──────── Material supplied ────────

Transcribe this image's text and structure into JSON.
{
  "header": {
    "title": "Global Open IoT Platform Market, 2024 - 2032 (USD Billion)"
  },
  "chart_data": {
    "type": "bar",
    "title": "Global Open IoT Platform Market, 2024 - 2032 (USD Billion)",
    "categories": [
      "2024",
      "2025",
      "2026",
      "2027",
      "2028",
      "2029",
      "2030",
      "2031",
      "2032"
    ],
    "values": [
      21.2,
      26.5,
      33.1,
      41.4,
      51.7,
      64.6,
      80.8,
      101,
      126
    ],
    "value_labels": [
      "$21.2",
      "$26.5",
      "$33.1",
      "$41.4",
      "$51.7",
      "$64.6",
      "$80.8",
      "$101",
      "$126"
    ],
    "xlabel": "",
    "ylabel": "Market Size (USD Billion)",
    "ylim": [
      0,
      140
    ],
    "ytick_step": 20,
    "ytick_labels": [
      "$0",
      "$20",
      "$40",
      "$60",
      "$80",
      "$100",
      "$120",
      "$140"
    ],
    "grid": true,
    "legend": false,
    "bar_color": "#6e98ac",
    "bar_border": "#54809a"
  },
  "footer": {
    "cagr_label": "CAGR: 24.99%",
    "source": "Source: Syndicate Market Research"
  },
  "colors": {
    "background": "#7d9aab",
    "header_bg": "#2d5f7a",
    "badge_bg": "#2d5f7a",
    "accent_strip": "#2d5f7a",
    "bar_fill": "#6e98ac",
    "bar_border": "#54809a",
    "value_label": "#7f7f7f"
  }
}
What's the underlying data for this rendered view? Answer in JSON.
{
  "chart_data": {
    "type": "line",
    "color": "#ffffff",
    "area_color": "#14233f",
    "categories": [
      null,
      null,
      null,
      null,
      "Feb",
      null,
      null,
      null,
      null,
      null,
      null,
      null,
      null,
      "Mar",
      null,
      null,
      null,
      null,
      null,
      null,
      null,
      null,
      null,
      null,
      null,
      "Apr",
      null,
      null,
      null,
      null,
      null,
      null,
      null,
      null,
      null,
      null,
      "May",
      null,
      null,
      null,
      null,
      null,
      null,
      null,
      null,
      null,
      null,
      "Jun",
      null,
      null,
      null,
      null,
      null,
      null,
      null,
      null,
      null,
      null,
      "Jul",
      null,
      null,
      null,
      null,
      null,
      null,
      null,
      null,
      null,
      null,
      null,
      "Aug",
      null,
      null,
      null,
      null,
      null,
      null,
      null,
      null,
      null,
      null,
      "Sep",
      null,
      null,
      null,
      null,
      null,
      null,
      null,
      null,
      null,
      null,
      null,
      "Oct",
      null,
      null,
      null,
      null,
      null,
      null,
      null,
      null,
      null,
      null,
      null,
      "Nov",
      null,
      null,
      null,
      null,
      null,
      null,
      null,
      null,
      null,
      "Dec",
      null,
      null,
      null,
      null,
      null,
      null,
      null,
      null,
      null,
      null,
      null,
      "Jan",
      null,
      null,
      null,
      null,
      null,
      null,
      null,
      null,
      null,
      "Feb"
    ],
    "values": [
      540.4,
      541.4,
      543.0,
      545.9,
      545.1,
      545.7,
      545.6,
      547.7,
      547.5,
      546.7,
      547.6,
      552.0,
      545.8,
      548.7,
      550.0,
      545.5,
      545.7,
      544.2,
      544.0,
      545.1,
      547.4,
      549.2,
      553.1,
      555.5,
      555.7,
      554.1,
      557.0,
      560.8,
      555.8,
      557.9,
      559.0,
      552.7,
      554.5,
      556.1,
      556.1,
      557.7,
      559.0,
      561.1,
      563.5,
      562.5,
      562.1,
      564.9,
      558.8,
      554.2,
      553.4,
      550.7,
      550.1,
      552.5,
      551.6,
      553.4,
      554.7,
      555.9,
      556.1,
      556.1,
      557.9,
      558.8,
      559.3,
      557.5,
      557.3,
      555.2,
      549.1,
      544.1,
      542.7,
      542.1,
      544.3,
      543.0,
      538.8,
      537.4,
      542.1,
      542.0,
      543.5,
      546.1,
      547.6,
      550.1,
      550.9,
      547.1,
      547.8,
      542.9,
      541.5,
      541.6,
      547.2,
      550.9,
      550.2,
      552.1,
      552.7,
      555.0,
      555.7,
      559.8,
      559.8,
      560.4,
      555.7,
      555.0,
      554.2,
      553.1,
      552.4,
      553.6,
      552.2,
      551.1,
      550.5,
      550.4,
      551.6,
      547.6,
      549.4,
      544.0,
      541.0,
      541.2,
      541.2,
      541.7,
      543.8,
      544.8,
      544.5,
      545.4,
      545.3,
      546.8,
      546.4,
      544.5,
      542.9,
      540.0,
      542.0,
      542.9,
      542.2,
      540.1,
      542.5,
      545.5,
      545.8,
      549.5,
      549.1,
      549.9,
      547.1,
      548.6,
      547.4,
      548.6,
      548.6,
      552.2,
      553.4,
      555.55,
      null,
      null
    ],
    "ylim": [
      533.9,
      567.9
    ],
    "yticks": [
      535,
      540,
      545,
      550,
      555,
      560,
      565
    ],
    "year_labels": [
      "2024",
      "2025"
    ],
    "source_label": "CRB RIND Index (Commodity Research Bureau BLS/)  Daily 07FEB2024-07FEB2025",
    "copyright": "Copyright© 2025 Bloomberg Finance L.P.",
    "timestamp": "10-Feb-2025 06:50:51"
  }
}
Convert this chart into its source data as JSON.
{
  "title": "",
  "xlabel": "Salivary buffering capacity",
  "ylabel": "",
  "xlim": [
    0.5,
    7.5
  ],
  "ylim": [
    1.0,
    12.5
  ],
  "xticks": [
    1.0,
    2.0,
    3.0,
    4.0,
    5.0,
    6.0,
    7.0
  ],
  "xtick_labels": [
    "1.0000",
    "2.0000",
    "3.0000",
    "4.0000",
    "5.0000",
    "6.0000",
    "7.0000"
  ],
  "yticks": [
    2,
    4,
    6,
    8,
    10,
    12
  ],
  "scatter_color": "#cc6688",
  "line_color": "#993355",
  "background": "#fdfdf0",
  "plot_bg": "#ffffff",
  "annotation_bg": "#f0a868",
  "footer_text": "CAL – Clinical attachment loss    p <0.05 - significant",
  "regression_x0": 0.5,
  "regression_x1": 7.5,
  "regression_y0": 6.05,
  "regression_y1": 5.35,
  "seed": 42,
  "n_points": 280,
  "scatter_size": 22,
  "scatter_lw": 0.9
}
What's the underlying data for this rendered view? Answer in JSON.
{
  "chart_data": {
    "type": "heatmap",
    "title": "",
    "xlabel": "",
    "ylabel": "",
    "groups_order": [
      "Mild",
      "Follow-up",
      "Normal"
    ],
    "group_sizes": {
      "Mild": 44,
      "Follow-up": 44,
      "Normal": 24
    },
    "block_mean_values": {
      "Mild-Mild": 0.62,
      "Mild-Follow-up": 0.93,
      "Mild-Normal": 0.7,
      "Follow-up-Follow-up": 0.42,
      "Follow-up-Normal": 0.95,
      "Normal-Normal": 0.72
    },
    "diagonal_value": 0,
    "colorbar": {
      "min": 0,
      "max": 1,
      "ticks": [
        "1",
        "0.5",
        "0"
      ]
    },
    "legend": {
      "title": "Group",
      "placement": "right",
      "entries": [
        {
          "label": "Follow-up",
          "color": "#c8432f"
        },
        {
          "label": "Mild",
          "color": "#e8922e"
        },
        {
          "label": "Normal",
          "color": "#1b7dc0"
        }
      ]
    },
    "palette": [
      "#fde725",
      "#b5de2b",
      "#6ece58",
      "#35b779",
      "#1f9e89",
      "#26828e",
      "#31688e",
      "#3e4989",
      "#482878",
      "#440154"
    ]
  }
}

────────

- **The task**
Faithfully copy every entry, leaving nothing out.

- **Result of the exercise**
Transcribe this image's text and structure into JSON.
{
  "header": {
    "title": "Global Open IoT Platform Market, 2024 - 2032 (USD Billion)"
  },
  "chart_data": {
    "type": "bar",
    "title": "Global Open IoT Platform Market, 2024 - 2032 (USD Billion)",
    "categories": [
      "2024",
      "2025",
      "2026",
      "2027",
      "2028",
      "2029",
      "2030",
      "2031",
      "2032"
    ],
    "values": [
      21.2,
      26.5,
      33.1,
      41.4,
      51.7,
      64.6,
      80.8,
      101,
      126
    ],
    "value_labels": [
      "$21.2",
      "$26.5",
      "$33.1",
      "$41.4",
      "$51.7",
      "$64.6",
      "$80.8",
      "$101",
      "$126"
    ],
    "xlabel": "",
    "ylabel": "Market Size (USD Billion)",
    "ylim": [
      0,
      140
    ],
    "ytick_step": 20,
    "ytick_labels": [
      "$0",
      "$20",
      "$40",
      "$60",
      "$80",
      "$100",
      "$120",
      "$140"
    ],
    "grid": true,
    "legend": false,
    "bar_color": "#6e98ac",
    "bar_border": "#54809a"
  },
  "footer": {
    "cagr_label": "CAGR: 24.99%",
    "source": "Source: Syndicate Market Research"
  },
  "colors": {
    "background": "#7d9aab",
    "header_bg": "#2d5f7a",
    "badge_bg": "#2d5f7a",
    "accent_strip": "#2d5f7a",
    "bar_fill": "#6e98ac",
    "bar_border": "#54809a",
    "value_label": "#7f7f7f"
  }
}
What's the underlying data for this rendered view? Answer in JSON.
{
  "chart_data": {
    "type": "line",
    "color": "#ffffff",
    "area_color": "#14233f",
    "categories": [
      null,
      null,
      null,
      null,
      "Feb",
      null,
      null,
      null,
      null,
      null,
      null,
      null,
      null,
      "Mar",
      null,
      null,
      null,
      null,
      null,
      null,
      null,
      null,
      null,
      null,
      null,
      "Apr",
      null,
      null,
      null,
      null,
      null,
      null,
      null,
      null,
      null,
      null,
      "May",
      null,
      null,
      null,
      null,
      null,
      null,
      null,
      null,
      null,
      null,
      "Jun",
      null,
      null,
      null,
      null,
      null,
      null,
      null,
      null,
      null,
      null,
      "Jul",
      null,
      null,
      null,
      null,
      null,
      null,
      null,
      null,
      null,
      null,
      null,
      "Aug",
      null,
      null,
      null,
      null,
      null,
      null,
      null,
      null,
      null,
      null,
      "Sep",
      null,
      null,
      null,
      null,
      null,
      null,
      null,
      null,
      null,
      null,
      null,
      "Oct",
      null,
      null,
      null,
      null,
      null,
      null,
      null,
      null,
      null,
      null,
      null,
      "Nov",
      null,
      null,
      null,
      null,
      null,
      null,
      null,
      null,
      null,
      "Dec",
      null,
      null,
      null,
      null,
      null,
      null,
      null,
      null,
      null,
      null,
      null,
      "Jan",
      null,
      null,
      null,
      null,
      null,
      null,
      null,
      null,
      null,
      "Feb"
    ],
    "values": [
      540.4,
      541.4,
      543.0,
      545.9,
      545.1,
      545.7,
      545.6,
      547.7,
      547.5,
      546.7,
      547.6,
      552.0,
      545.8,
      548.7,
      550.0,
      545.5,
      545.7,
      544.2,
      544.0,
      545.1,
      547.4,
      549.2,
      553.1,
      555.5,
      555.7,
      554.1,
      557.0,
      560.8,
      555.8,
      557.9,
      559.0,
      552.7,
      554.5,
      556.1,
      556.1,
      557.7,
      559.0,
      561.1,
      563.5,
      562.5,
      562.1,
      564.9,
      558.8,
      554.2,
      553.4,
      550.7,
      550.1,
      552.5,
      551.6,
      553.4,
      554.7,
      555.9,
      556.1,
      556.1,
      557.9,
      558.8,
      559.3,
      557.5,
      557.3,
      555.2,
      549.1,
      544.1,
      542.7,
      542.1,
      544.3,
      543.0,
      538.8,
      537.4,
      542.1,
      542.0,
      543.5,
      546.1,
      547.6,
      550.1,
      550.9,
      547.1,
      547.8,
      542.9,
      541.5,
      541.6,
      547.2,
      550.9,
      550.2,
      552.1,
      552.7,
      555.0,
      555.7,
      559.8,
      559.8,
      560.4,
      555.7,
      555.0,
      554.2,
      553.1,
      552.4,
      553.6,
      552.2,
      551.1,
      550.5,
      550.4,
      551.6,
      547.6,
      549.4,
      544.0,
      541.0,
      541.2,
      541.2,
      541.7,
      543.8,
      544.8,
      544.5,
      545.4,
      545.3,
      546.8,
      546.4,
      544.5,
      542.9,
      540.0,
      542.0,
      542.9,
      542.2,
      540.1,
      542.5,
      545.5,
      545.8,
      549.5,
      549.1,
      549.9,
      547.1,
      548.6,
      547.4,
      548.6,
      548.6,
      552.2,
      553.4,
      555.55,
      null,
      null
    ],
    "ylim": [
      533.9,
      567.9
    ],
    "yticks": [
      535,
      540,
      545,
      550,
      555,
      560,
      565
    ],
    "year_labels": [
      "2024",
      "2025"
    ],
    "source_label": "CRB RIND Index (Commodity Research Bureau BLS/)  Daily 07FEB2024-07FEB2025",
    "copyright": "Copyright© 2025 Bloomberg Finance L.P.",
    "timestamp": "10-Feb-2025 06:50:51"
  }
}
Convert this chart into its source data as JSON.
{
  "title": "",
  "xlabel": "Salivary buffering capacity",
  "ylabel": "",
  "xlim": [
    0.5,
    7.5
  ],
  "ylim": [
    1.0,
    12.5
  ],
  "xticks": [
    1.0,
    2.0,
    3.0,
    4.0,
    5.0,
    6.0,
    7.0
  ],
  "xtick_labels": [
    "1.0000",
    "2.0000",
    "3.0000",
    "4.0000",
    "5.0000",
    "6.0000",
    "7.0000"
  ],
  "yticks": [
    2,
    4,
    6,
    8,
    10,
    12
  ],
  "scatter_color": "#cc6688",
  "line_color": "#993355",
  "background": "#fdfdf0",
  "plot_bg": "#ffffff",
  "annotation_bg": "#f0a868",
  "footer_text": "CAL – Clinical attachment loss    p <0.05 - significant",
  "regression_x0": 0.5,
  "regression_x1": 7.5,
  "regression_y0": 6.05,
  "regression_y1": 5.35,
  "seed": 42,
  "n_points": 280,
  "scatter_size": 22,
  "scatter_lw": 0.9
}
What's the underlying data for this rendered view? Answer in JSON.
{
  "chart_data": {
    "type": "heatmap",
    "title": "",
    "xlabel": "",
    "ylabel": "",
    "groups_order": [
      "Mild",
      "Follow-up",
      "Normal"
    ],
    "group_sizes": {
      "Mild": 44,
      "Follow-up": 44,
      "Normal": 24
    },
    "block_mean_values": {
      "Mild-Mild": 0.62,
      "Mild-Follow-up": 0.93,
      "Mild-Normal": 0.7,
      "Follow-up-Follow-up": 0.42,
      "Follow-up-Normal": 0.95,
      "Normal-Normal": 0.72
    },
    "diagonal_value": 0,
    "colorbar": {
      "min": 0,
      "max": 1,
      "ticks": [
        "1",
        "0.5",
        "0"
      ]
    },
    "legend": {
      "title": "Group",
      "placement": "right",
      "entries": [
        {
          "label": "Follow-up",
          "color": "#c8432f"
        },
        {
          "label": "Mild",
          "color": "#e8922e"
        },
        {
          "label": "Normal",
          "color": "#1b7dc0"
        }
      ]
    },
    "palette": [
      "#fde725",
      "#b5de2b",
      "#6ece58",
      "#35b779",
      "#1f9e89",
      "#26828e",
      "#31688e",
      "#3e4989",
      "#482878",
      "#440154"
    ]
  }
}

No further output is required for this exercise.